Chart and figure data
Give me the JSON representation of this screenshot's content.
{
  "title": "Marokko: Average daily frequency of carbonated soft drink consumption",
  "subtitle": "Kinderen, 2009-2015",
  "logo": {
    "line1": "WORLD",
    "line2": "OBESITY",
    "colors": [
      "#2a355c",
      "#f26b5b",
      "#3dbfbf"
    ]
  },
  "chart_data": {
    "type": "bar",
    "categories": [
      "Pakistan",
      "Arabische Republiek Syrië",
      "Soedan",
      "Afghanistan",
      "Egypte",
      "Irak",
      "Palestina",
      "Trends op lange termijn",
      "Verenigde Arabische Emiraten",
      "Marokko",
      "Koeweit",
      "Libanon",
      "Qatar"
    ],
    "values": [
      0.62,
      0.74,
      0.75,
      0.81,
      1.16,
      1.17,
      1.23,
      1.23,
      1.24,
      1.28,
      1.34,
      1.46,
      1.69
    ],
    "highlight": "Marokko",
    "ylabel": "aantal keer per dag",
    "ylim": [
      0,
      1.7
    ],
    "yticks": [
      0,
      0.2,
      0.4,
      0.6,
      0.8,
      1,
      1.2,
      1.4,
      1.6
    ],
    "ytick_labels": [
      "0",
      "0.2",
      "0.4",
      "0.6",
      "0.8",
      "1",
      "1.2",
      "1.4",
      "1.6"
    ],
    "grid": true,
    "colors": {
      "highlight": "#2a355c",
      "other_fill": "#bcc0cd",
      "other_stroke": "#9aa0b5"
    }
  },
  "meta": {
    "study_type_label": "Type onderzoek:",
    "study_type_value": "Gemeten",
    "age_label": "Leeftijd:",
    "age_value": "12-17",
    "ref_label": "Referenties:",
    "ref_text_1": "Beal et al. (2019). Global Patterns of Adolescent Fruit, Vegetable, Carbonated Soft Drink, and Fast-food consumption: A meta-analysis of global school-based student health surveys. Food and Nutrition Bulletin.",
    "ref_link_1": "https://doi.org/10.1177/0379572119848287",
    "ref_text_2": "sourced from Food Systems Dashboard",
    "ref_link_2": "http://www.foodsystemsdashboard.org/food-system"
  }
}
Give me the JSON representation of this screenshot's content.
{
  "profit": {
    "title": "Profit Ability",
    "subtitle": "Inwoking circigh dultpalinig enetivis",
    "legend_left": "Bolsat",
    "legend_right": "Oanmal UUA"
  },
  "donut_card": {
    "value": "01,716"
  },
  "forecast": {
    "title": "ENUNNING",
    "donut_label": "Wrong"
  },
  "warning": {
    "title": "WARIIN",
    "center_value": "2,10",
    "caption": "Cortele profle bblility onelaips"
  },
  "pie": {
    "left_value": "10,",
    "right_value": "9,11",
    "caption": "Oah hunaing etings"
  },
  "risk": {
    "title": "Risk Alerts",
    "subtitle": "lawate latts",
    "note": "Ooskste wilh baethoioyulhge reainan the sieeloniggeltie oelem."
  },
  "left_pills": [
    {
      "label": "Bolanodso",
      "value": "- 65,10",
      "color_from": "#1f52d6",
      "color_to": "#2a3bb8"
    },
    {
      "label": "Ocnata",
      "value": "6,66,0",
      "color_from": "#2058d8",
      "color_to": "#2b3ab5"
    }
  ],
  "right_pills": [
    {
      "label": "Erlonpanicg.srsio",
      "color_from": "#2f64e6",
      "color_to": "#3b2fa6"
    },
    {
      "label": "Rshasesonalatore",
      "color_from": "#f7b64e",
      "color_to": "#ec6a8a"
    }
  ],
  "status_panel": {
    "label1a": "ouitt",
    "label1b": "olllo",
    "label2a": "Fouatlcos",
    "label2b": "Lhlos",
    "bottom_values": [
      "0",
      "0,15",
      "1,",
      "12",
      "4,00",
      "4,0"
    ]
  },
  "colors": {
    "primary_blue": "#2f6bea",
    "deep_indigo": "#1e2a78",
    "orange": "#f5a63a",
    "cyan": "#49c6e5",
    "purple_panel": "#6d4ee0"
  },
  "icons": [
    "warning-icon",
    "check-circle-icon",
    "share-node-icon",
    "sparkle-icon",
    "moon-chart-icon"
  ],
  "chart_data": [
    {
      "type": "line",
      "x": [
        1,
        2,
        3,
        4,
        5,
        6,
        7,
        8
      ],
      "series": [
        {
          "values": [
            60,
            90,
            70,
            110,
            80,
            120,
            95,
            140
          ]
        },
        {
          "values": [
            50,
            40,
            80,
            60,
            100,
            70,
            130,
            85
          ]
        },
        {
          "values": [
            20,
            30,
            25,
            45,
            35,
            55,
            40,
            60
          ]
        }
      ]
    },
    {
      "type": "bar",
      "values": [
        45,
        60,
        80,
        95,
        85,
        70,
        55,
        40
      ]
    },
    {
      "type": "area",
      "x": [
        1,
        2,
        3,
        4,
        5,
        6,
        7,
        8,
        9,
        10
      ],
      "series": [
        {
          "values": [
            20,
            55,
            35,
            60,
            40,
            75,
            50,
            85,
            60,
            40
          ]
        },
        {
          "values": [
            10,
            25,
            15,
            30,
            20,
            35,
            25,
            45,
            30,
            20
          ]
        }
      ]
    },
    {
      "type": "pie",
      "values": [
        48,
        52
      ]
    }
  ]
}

▶ [SET TASK]: Repeat the data precisely, line by line.

▶ [EXERCISE RESULT]:
Give me the JSON representation of this screenshot's content.
{
  "title": "Marokko: Average daily frequency of carbonated soft drink consumption",
  "subtitle": "Kinderen, 2009-2015",
  "logo": {
    "line1": "WORLD",
    "line2": "OBESITY",
    "colors": [
      "#2a355c",
      "#f26b5b",
      "#3dbfbf"
    ]
  },
  "chart_data": {
    "type": "bar",
    "categories": [
      "Pakistan",
      "Arabische Republiek Syrië",
      "Soedan",
      "Afghanistan",
      "Egypte",
      "Irak",
      "Palestina",
      "Trends op lange termijn",
      "Verenigde Arabische Emiraten",
      "Marokko",
      "Koeweit",
      "Libanon",
      "Qatar"
    ],
    "values": [
      0.62,
      0.74,
      0.75,
      0.81,
      1.16,
      1.17,
      1.23,
      1.23,
      1.24,
      1.28,
      1.34,
      1.46,
      1.69
    ],
    "highlight": "Marokko",
    "ylabel": "aantal keer per dag",
    "ylim": [
      0,
      1.7
    ],
    "yticks": [
      0,
      0.2,
      0.4,
      0.6,
      0.8,
      1,
      1.2,
      1.4,
      1.6
    ],
    "ytick_labels": [
      "0",
      "0.2",
      "0.4",
      "0.6",
      "0.8",
      "1",
      "1.2",
      "1.4",
      "1.6"
    ],
    "grid": true,
    "colors": {
      "highlight": "#2a355c",
      "other_fill": "#bcc0cd",
      "other_stroke": "#9aa0b5"
    }
  },
  "meta": {
    "study_type_label": "Type onderzoek:",
    "study_type_value": "Gemeten",
    "age_label": "Leeftijd:",
    "age_value": "12-17",
    "ref_label": "Referenties:",
    "ref_text_1": "Beal et al. (2019). Global Patterns of Adolescent Fruit, Vegetable, Carbonated Soft Drink, and Fast-food consumption: A meta-analysis of global school-based student health surveys. Food and Nutrition Bulletin.",
    "ref_link_1": "https://doi.org/10.1177/0379572119848287",
    "ref_text_2": "sourced from Food Systems Dashboard",
    "ref_link_2": "http://www.foodsystemsdashboard.org/food-system"
  }
}
Give me the JSON representation of this screenshot's content.
{
  "profit": {
    "title": "Profit Ability",
    "subtitle": "Inwoking circigh dultpalinig enetivis",
    "legend_left": "Bolsat",
    "legend_right": "Oanmal UUA"
  },
  "donut_card": {
    "value": "01,716"
  },
  "forecast": {
    "title": "ENUNNING",
    "donut_label": "Wrong"
  },
  "warning": {
    "title": "WARIIN",
    "center_value": "2,10",
    "caption": "Cortele profle bblility onelaips"
  },
  "pie": {
    "left_value": "10,",
    "right_value": "9,11",
    "caption": "Oah hunaing etings"
  },
  "risk": {
    "title": "Risk Alerts",
    "subtitle": "lawate latts",
    "note": "Ooskste wilh baethoioyulhge reainan the sieeloniggeltie oelem."
  },
  "left_pills": [
    {
      "label": "Bolanodso",
      "value": "- 65,10",
      "color_from": "#1f52d6",
      "color_to": "#2a3bb8"
    },
    {
      "label": "Ocnata",
      "value": "6,66,0",
      "color_from": "#2058d8",
      "color_to": "#2b3ab5"
    }
  ],
  "right_pills": [
    {
      "label": "Erlonpanicg.srsio",
      "color_from": "#2f64e6",
      "color_to": "#3b2fa6"
    },
    {
      "label": "Rshasesonalatore",
      "color_from": "#f7b64e",
      "color_to": "#ec6a8a"
    }
  ],
  "status_panel": {
    "label1a": "ouitt",
    "label1b": "olllo",
    "label2a": "Fouatlcos",
    "label2b": "Lhlos",
    "bottom_values": [
      "0",
      "0,15",
      "1,",
      "12",
      "4,00",
      "4,0"
    ]
  },
  "colors": {
    "primary_blue": "#2f6bea",
    "deep_indigo": "#1e2a78",
    "orange": "#f5a63a",
    "cyan": "#49c6e5",
    "purple_panel": "#6d4ee0"
  },
  "icons": [
    "warning-icon",
    "check-circle-icon",
    "share-node-icon",
    "sparkle-icon",
    "moon-chart-icon"
  ],
  "chart_data": [
    {
      "type": "line",
      "x": [
        1,
        2,
        3,
        4,
        5,
        6,
        7,
        8
      ],
      "series": [
        {
          "values": [
            60,
            90,
            70,
            110,
            80,
            120,
            95,
            140
          ]
        },
        {
          "values": [
            50,
            40,
            80,
            60,
            100,
            70,
            130,
            85
          ]
        },
        {
          "values": [
            20,
            30,
            25,
            45,
            35,
            55,
            40,
            60
          ]
        }
      ]
    },
    {
      "type": "bar",
      "values": [
        45,
        60,
        80,
        95,
        85,
        70,
        55,
        40
      ]
    },
    {
      "type": "area",
      "x": [
        1,
        2,
        3,
        4,
        5,
        6,
        7,
        8,
        9,
        10
      ],
      "series": [
        {
          "values": [
            20,
            55,
            35,
            60,
            40,
            75,
            50,
            85,
            60,
            40
          ]
        },
        {
          "values": [
            10,
            25,
            15,
            30,
            20,
            35,
            25,
            45,
            30,
            20
          ]
        }
      ]
    },
    {
      "type": "pie",
      "values": [
        48,
        52
      ]
    }
  ]
}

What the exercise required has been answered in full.